[Items from a dataset]

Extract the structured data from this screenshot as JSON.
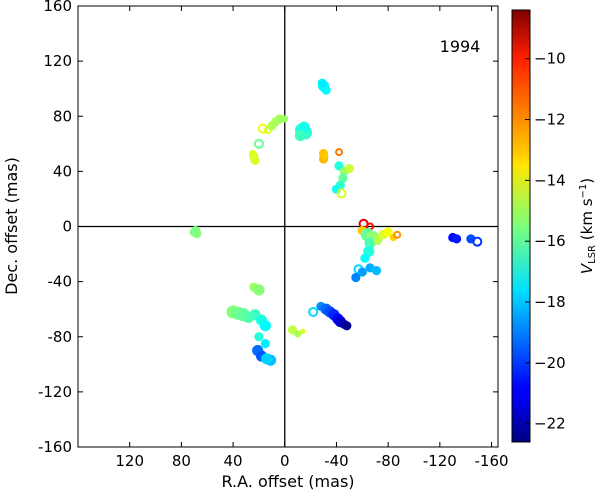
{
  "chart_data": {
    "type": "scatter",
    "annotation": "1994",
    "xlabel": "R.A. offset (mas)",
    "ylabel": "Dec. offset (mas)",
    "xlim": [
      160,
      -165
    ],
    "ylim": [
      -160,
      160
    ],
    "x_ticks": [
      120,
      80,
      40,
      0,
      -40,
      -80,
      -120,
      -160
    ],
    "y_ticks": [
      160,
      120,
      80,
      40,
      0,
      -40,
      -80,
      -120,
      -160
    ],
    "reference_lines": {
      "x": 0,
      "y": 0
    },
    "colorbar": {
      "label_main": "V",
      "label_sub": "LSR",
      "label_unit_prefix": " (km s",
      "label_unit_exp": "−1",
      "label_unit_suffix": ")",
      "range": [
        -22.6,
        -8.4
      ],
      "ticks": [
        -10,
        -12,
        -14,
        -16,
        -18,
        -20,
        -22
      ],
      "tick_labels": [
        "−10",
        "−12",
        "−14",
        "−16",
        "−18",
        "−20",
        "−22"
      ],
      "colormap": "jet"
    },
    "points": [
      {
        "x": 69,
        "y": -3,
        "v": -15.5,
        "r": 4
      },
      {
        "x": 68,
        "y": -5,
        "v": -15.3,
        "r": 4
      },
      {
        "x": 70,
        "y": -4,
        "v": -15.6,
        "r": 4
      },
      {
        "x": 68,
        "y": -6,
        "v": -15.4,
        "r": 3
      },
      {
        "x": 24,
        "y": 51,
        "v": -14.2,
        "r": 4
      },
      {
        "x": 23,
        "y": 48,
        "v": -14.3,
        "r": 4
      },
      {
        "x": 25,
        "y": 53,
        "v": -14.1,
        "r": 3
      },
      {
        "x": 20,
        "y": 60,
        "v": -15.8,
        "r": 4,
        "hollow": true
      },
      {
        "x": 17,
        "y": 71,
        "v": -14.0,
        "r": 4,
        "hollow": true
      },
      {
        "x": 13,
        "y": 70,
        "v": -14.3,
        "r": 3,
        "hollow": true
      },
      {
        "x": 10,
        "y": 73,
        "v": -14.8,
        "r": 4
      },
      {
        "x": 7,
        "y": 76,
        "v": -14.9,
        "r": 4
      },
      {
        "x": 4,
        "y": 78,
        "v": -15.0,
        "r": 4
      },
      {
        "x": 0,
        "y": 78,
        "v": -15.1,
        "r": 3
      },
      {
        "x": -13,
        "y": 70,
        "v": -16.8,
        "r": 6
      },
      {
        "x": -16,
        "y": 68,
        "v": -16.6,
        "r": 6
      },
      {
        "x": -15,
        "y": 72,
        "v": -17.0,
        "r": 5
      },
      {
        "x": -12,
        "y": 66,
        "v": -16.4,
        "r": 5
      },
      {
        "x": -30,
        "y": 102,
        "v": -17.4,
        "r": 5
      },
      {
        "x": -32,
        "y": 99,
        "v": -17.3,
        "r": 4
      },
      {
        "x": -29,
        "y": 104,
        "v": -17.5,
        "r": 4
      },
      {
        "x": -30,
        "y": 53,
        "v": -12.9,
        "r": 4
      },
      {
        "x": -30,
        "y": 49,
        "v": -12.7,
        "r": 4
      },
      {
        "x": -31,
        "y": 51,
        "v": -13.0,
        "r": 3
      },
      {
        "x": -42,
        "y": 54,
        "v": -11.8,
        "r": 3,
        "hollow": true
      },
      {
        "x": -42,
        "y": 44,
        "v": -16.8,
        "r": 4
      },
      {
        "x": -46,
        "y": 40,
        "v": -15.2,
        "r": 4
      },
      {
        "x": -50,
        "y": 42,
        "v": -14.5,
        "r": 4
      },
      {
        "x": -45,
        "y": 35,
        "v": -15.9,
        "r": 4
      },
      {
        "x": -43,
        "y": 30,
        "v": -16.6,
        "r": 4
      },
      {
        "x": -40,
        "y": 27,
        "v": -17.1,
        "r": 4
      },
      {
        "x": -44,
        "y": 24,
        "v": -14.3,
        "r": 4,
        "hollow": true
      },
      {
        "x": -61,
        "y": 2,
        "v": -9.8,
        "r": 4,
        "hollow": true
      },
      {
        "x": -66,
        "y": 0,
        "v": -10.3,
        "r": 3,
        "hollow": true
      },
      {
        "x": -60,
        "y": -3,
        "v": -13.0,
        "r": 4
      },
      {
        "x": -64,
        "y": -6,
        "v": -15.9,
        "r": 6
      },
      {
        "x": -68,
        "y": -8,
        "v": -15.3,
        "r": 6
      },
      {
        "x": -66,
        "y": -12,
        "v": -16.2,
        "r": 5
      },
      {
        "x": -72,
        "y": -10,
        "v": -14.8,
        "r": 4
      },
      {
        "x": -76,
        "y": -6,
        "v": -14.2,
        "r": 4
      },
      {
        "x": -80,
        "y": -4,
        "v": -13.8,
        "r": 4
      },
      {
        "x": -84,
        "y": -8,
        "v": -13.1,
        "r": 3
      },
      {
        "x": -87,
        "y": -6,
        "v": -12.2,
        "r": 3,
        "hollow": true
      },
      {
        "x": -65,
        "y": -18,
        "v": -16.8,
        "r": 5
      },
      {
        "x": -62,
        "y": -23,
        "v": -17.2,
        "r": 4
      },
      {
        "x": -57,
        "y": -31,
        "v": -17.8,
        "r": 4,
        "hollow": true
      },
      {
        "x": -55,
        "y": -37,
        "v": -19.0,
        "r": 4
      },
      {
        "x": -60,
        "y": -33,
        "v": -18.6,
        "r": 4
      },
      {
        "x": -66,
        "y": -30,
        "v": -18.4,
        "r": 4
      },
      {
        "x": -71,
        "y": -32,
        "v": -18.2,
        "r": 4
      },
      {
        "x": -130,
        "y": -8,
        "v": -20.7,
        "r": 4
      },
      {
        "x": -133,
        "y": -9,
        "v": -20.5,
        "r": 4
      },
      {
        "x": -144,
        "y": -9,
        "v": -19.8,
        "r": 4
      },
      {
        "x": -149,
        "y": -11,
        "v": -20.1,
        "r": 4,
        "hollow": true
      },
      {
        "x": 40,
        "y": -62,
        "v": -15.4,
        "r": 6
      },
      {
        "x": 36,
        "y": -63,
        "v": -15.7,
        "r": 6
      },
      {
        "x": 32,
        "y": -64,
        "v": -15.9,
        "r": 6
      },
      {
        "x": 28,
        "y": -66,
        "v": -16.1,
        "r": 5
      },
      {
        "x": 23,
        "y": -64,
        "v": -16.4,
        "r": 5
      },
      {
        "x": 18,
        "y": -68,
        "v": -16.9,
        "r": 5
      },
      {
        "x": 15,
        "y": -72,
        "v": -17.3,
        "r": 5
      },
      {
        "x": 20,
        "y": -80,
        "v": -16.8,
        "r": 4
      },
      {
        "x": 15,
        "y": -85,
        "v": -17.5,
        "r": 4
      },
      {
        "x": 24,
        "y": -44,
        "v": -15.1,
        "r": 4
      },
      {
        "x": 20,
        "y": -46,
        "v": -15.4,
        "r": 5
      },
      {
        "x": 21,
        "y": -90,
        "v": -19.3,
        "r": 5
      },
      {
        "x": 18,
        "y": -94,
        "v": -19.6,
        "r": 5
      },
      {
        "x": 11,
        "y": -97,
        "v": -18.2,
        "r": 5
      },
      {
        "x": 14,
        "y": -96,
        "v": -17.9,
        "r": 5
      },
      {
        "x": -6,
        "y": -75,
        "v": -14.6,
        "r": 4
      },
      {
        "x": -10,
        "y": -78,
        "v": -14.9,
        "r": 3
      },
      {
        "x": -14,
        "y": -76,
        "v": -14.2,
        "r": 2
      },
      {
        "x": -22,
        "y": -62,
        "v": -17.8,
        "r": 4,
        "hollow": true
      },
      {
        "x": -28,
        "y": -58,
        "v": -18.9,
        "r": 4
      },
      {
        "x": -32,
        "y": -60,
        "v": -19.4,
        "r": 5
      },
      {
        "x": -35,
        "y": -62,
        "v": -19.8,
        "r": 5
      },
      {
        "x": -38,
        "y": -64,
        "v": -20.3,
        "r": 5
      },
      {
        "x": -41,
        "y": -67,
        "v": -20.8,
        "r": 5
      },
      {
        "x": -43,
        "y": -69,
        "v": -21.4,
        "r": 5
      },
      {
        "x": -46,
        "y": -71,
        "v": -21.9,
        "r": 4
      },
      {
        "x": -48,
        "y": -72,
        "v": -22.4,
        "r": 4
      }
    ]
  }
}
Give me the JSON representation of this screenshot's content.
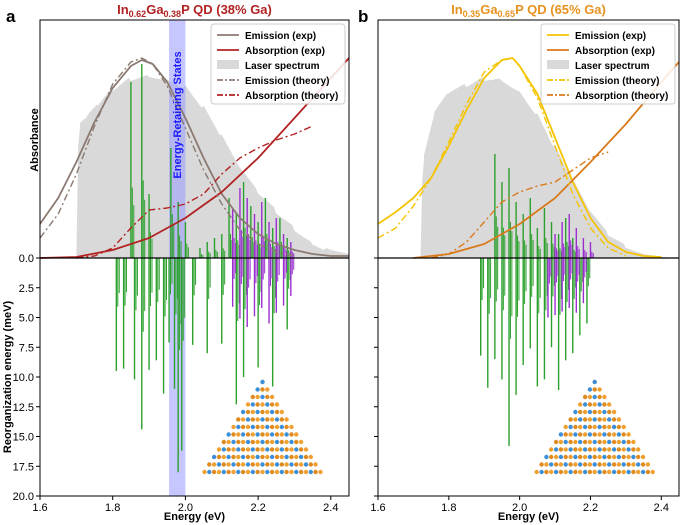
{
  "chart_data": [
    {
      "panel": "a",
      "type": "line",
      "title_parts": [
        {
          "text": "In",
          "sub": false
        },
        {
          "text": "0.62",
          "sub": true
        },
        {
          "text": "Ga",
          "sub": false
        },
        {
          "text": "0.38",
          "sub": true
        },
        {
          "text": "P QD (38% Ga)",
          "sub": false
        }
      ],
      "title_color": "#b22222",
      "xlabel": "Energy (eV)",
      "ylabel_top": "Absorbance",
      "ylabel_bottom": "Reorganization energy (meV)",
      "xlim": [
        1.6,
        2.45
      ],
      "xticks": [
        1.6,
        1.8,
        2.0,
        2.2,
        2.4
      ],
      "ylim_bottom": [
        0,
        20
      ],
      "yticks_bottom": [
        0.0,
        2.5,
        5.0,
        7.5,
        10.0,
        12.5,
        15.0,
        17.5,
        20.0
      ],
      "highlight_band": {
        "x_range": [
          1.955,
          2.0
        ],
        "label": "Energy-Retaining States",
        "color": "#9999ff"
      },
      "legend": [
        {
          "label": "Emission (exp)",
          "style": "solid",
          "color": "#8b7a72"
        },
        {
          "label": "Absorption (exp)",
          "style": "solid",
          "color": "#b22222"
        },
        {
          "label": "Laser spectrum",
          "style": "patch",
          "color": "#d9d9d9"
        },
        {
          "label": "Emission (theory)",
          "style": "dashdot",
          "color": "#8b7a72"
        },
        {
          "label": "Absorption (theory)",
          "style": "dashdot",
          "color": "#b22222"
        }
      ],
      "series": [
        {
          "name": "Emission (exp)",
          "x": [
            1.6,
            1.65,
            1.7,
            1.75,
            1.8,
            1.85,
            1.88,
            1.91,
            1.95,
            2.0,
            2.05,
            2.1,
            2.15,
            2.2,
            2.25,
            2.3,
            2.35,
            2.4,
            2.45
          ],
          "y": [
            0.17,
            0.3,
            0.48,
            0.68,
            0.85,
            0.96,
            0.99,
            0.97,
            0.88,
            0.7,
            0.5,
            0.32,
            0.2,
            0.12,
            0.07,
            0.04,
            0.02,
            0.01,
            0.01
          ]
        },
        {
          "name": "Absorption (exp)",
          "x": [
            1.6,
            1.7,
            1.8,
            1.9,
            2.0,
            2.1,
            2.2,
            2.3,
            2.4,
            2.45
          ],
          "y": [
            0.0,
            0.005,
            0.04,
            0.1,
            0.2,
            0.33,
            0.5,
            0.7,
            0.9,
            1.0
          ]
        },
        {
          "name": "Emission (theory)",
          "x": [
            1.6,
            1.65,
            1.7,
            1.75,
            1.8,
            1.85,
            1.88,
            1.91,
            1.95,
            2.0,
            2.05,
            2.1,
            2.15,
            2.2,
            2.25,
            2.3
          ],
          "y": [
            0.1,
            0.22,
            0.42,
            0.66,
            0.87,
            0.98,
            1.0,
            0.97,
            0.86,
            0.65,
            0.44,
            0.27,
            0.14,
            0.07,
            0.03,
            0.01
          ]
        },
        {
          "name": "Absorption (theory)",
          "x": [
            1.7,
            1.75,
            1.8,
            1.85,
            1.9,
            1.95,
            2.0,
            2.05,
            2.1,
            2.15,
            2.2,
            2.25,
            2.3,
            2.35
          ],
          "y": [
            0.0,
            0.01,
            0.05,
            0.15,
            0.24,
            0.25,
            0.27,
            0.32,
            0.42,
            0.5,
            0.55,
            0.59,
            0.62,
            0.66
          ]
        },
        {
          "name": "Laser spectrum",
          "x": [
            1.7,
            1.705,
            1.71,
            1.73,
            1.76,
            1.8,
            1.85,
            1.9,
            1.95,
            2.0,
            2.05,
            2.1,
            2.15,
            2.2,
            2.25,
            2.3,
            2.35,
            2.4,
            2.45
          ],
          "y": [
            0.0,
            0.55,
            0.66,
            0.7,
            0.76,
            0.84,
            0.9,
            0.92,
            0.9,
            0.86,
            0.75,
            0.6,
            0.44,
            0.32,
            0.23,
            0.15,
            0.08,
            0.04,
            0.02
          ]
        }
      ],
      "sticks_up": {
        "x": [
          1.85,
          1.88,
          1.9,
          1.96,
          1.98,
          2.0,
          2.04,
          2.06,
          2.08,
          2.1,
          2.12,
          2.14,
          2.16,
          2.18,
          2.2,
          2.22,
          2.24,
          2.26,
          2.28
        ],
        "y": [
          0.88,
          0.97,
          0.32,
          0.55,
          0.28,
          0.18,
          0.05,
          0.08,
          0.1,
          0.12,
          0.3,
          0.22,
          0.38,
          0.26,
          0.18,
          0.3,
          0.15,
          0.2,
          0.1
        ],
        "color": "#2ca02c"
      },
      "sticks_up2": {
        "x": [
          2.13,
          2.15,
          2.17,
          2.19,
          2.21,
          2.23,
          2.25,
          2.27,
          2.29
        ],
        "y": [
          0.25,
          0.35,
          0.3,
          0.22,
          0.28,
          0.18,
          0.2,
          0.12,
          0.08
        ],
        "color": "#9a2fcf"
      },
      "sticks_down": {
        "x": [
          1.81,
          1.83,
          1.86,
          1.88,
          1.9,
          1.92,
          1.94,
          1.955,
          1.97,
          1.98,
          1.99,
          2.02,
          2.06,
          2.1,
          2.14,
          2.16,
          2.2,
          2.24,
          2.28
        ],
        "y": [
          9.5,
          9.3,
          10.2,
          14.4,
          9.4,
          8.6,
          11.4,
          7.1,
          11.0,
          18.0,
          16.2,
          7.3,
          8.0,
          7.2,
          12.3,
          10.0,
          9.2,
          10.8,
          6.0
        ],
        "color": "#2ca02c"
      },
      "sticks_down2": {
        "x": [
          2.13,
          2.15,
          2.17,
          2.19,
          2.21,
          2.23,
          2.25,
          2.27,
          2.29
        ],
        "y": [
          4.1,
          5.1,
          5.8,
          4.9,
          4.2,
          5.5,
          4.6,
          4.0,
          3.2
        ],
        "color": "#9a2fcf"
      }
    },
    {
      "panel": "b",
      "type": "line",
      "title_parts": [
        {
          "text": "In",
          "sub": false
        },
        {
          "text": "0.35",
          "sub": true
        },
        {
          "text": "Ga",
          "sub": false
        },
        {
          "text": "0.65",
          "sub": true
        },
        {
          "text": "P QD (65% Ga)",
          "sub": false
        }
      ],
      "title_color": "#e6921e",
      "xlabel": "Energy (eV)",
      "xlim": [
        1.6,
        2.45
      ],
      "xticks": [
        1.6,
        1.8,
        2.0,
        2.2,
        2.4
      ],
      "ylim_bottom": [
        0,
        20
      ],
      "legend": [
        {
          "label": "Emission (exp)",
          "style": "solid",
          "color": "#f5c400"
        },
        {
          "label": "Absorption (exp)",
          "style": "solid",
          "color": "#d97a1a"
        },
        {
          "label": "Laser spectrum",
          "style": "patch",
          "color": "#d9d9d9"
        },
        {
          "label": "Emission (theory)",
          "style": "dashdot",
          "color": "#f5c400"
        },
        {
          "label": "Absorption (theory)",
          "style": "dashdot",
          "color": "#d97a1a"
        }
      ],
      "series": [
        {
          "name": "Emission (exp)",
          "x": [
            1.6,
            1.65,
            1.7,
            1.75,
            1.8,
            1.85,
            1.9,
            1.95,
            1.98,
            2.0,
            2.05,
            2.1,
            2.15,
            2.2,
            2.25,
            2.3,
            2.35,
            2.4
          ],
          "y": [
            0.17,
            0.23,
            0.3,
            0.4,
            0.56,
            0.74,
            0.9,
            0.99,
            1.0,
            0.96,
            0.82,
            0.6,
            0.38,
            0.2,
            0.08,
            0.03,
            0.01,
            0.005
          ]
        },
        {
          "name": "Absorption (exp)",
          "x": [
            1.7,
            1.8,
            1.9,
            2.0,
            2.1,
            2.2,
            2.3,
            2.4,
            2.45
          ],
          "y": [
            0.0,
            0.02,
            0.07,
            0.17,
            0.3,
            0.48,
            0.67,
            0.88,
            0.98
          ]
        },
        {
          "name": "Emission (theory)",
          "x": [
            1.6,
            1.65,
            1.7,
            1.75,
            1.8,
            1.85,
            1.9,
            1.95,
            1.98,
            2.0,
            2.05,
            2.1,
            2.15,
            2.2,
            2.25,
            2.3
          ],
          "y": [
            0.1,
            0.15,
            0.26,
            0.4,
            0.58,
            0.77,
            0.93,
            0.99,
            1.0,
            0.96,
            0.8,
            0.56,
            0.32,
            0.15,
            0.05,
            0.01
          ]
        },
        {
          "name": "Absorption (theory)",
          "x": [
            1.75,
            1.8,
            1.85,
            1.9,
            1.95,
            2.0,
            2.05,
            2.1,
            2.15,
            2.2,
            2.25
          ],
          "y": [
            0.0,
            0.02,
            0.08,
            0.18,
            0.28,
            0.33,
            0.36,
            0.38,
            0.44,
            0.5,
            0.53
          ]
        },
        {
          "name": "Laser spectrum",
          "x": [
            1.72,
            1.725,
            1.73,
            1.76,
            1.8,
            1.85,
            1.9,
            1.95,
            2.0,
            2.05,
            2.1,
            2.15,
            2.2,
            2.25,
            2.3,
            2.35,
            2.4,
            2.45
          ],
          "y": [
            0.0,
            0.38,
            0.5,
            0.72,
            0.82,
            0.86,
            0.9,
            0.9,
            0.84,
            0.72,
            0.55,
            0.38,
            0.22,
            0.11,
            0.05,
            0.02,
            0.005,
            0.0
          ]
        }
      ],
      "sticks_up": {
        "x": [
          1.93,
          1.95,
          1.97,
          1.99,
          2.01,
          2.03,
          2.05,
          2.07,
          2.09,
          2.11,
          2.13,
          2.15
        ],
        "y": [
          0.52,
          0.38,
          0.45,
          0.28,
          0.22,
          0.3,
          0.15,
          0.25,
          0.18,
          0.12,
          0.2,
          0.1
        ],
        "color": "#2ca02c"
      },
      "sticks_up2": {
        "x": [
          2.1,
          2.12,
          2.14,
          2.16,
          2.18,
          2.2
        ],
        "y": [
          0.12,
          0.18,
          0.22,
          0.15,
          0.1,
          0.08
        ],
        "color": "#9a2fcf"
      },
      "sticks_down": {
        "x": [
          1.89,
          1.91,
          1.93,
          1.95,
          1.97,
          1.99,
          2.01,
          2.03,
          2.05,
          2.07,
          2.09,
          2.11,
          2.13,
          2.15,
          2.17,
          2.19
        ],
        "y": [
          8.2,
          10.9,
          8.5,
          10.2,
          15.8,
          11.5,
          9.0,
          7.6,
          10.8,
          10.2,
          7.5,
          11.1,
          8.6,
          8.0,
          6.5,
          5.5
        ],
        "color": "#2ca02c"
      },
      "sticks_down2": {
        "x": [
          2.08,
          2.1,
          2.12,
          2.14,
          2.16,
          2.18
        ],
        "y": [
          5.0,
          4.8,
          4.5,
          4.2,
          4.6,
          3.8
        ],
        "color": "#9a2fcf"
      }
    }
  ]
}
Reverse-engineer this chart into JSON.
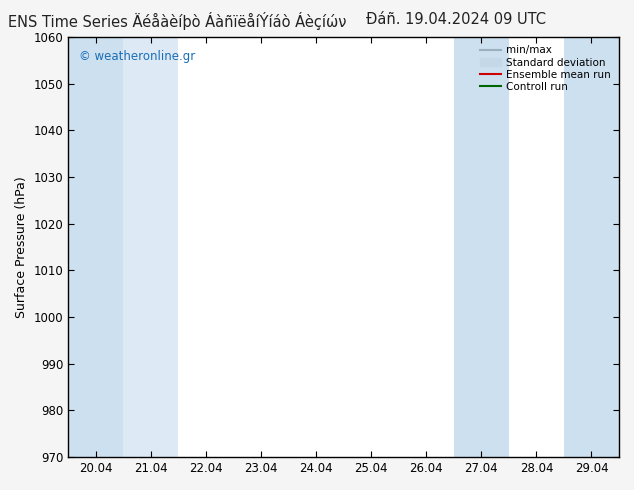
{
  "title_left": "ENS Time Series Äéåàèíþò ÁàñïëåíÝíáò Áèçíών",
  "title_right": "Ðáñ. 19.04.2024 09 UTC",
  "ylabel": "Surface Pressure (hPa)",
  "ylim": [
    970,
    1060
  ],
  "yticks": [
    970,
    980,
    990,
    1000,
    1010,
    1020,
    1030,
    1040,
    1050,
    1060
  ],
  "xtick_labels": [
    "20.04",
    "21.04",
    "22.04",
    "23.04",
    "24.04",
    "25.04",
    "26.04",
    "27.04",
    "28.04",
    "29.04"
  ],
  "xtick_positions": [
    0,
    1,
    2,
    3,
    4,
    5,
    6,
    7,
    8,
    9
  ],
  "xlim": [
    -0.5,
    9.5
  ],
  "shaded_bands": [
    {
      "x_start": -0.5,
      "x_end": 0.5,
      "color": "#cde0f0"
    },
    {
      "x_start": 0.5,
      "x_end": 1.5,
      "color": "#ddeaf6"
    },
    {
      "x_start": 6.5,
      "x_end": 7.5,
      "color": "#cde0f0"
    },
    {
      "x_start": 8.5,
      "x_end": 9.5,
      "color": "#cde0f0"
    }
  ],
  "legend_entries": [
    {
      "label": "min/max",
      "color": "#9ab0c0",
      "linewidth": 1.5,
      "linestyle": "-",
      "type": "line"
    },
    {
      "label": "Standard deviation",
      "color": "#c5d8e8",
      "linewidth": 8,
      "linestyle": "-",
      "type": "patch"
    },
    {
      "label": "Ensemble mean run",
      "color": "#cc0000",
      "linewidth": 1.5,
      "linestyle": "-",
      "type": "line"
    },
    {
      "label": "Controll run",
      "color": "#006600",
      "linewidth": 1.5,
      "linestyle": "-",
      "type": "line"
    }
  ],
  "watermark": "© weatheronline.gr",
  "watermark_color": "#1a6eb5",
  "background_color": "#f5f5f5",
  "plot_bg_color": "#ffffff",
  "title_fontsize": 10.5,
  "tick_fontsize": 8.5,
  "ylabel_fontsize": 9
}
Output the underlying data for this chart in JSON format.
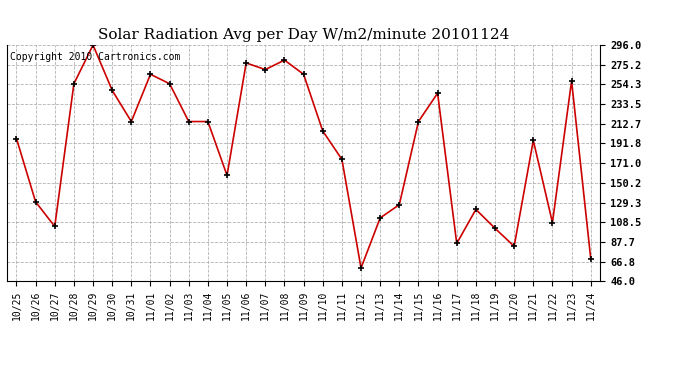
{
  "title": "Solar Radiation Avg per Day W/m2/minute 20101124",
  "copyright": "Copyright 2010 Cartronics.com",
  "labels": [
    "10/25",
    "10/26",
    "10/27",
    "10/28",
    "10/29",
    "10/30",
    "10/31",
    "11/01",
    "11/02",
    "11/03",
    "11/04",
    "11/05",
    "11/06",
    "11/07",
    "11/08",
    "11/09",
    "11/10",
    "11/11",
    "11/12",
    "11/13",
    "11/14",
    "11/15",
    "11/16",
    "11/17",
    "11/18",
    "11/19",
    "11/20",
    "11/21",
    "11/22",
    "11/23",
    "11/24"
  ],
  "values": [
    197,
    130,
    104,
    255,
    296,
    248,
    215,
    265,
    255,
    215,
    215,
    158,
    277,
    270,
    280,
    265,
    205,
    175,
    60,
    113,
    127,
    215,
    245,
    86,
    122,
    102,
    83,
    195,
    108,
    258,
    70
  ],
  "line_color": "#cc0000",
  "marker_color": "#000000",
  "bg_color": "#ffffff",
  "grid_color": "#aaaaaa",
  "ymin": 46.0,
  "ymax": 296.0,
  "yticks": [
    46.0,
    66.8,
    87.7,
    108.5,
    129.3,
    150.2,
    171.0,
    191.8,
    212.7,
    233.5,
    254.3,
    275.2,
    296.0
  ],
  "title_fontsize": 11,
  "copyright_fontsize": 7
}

> **EXERCISE GOAL**: Pick out every line holding the string "offset" and return it.

> **FINAL RESULT**:
    "xlabel": "R.A. offset (mas)",
    "ylabel": "Dec. offset (mas)",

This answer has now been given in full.